== Work to be completed ==
Pull out the stretch of the material that runs from its first line through the line containing "70, 563, 413]", both ends included, and reproduce those lines without any change.

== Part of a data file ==
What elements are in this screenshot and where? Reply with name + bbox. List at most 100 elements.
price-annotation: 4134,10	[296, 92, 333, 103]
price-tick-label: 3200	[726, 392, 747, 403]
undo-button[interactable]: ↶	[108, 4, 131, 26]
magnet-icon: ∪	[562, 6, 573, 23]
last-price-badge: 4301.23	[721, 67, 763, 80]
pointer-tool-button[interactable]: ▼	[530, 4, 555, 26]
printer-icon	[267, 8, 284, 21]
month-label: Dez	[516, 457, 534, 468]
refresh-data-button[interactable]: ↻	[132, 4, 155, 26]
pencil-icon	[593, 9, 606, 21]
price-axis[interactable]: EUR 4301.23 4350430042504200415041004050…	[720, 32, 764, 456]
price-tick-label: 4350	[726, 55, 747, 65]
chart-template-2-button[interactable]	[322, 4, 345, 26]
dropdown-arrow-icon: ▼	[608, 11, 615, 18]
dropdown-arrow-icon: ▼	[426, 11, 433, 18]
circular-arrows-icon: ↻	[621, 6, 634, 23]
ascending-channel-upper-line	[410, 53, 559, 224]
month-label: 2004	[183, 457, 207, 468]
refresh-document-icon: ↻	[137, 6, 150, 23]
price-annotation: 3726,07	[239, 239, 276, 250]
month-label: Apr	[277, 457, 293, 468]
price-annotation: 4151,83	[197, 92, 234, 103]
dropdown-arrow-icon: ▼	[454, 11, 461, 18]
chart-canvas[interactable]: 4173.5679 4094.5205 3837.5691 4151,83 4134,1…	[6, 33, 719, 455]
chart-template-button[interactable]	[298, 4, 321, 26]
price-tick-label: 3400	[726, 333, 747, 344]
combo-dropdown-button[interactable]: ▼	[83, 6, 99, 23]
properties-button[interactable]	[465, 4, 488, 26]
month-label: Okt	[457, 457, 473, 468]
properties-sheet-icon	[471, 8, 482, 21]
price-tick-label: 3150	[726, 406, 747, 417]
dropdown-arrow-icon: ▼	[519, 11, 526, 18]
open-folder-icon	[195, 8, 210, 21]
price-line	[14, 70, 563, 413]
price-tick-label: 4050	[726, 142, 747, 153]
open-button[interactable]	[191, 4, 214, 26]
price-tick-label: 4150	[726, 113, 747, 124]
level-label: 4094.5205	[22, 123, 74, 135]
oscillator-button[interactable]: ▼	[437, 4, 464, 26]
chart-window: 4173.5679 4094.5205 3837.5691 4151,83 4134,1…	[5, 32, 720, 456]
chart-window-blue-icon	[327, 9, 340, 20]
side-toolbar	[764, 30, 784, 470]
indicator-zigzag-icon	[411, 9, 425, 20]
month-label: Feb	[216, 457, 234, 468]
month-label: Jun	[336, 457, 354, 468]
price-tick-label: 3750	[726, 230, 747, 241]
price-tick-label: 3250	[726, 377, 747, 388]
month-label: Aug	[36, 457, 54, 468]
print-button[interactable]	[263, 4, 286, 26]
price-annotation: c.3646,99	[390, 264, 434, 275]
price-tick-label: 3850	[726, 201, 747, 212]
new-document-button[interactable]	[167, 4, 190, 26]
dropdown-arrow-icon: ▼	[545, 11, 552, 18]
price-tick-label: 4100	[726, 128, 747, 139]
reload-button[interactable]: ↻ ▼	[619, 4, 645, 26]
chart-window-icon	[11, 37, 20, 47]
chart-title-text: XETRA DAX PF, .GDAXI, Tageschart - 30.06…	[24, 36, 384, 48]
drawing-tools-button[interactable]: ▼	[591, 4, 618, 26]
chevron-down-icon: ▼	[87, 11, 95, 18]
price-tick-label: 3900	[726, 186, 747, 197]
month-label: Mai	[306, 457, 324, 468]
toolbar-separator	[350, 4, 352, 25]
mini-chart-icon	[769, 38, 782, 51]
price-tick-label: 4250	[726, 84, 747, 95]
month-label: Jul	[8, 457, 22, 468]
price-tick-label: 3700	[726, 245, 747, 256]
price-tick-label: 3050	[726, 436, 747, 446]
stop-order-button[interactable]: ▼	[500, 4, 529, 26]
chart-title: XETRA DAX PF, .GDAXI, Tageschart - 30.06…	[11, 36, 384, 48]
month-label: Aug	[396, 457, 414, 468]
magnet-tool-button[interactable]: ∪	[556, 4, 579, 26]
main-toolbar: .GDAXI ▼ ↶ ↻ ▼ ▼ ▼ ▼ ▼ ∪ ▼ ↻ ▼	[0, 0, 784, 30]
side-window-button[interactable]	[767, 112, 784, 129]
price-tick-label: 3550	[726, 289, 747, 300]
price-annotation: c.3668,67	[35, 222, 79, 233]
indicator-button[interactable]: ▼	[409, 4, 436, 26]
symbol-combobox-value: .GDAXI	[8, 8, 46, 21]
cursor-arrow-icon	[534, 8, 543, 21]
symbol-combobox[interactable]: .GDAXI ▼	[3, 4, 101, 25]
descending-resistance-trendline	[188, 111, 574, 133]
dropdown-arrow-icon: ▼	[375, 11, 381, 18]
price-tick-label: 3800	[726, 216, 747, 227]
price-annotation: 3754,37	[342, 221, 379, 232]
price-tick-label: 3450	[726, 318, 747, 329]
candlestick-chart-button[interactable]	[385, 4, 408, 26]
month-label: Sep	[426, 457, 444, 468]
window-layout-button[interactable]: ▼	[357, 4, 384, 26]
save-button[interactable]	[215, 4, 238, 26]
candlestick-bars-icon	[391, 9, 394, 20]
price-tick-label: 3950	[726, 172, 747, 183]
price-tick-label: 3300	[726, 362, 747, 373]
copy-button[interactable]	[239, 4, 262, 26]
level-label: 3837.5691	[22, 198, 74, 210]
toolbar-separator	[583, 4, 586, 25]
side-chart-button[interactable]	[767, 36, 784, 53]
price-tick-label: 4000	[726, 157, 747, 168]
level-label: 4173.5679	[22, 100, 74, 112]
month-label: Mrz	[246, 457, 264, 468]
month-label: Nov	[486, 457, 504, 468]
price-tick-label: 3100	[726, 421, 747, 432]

== Solution ==
What elements are in this screenshot and where? Reply with name + bbox. List at most 100 elements.
price-annotation: 4134,10	[296, 92, 333, 103]
price-tick-label: 3200	[726, 392, 747, 403]
undo-button[interactable]: ↶	[108, 4, 131, 26]
magnet-icon: ∪	[562, 6, 573, 23]
last-price-badge: 4301.23	[721, 67, 763, 80]
pointer-tool-button[interactable]: ▼	[530, 4, 555, 26]
printer-icon	[267, 8, 284, 21]
month-label: Dez	[516, 457, 534, 468]
refresh-data-button[interactable]: ↻	[132, 4, 155, 26]
pencil-icon	[593, 9, 606, 21]
price-axis[interactable]: EUR 4301.23 4350430042504200415041004050…	[720, 32, 764, 456]
price-tick-label: 4350	[726, 55, 747, 65]
chart-template-2-button[interactable]	[322, 4, 345, 26]
dropdown-arrow-icon: ▼	[608, 11, 615, 18]
dropdown-arrow-icon: ▼	[426, 11, 433, 18]
circular-arrows-icon: ↻	[621, 6, 634, 23]
ascending-channel-upper-line	[410, 53, 559, 224]
month-label: 2004	[183, 457, 207, 468]
refresh-document-icon: ↻	[137, 6, 150, 23]
price-annotation: 3726,07	[239, 239, 276, 250]
month-label: Apr	[277, 457, 293, 468]
price-annotation: 4151,83	[197, 92, 234, 103]
dropdown-arrow-icon: ▼	[454, 11, 461, 18]
chart-canvas[interactable]: 4173.5679 4094.5205 3837.5691 4151,83 4134,1…	[6, 33, 719, 455]
chart-template-button[interactable]	[298, 4, 321, 26]
price-tick-label: 3400	[726, 333, 747, 344]
combo-dropdown-button[interactable]: ▼	[83, 6, 99, 23]
properties-button[interactable]	[465, 4, 488, 26]
month-label: Okt	[457, 457, 473, 468]
properties-sheet-icon	[471, 8, 482, 21]
price-tick-label: 3150	[726, 406, 747, 417]
dropdown-arrow-icon: ▼	[519, 11, 526, 18]
open-folder-icon	[195, 8, 210, 21]
price-line	[14, 70, 563, 413]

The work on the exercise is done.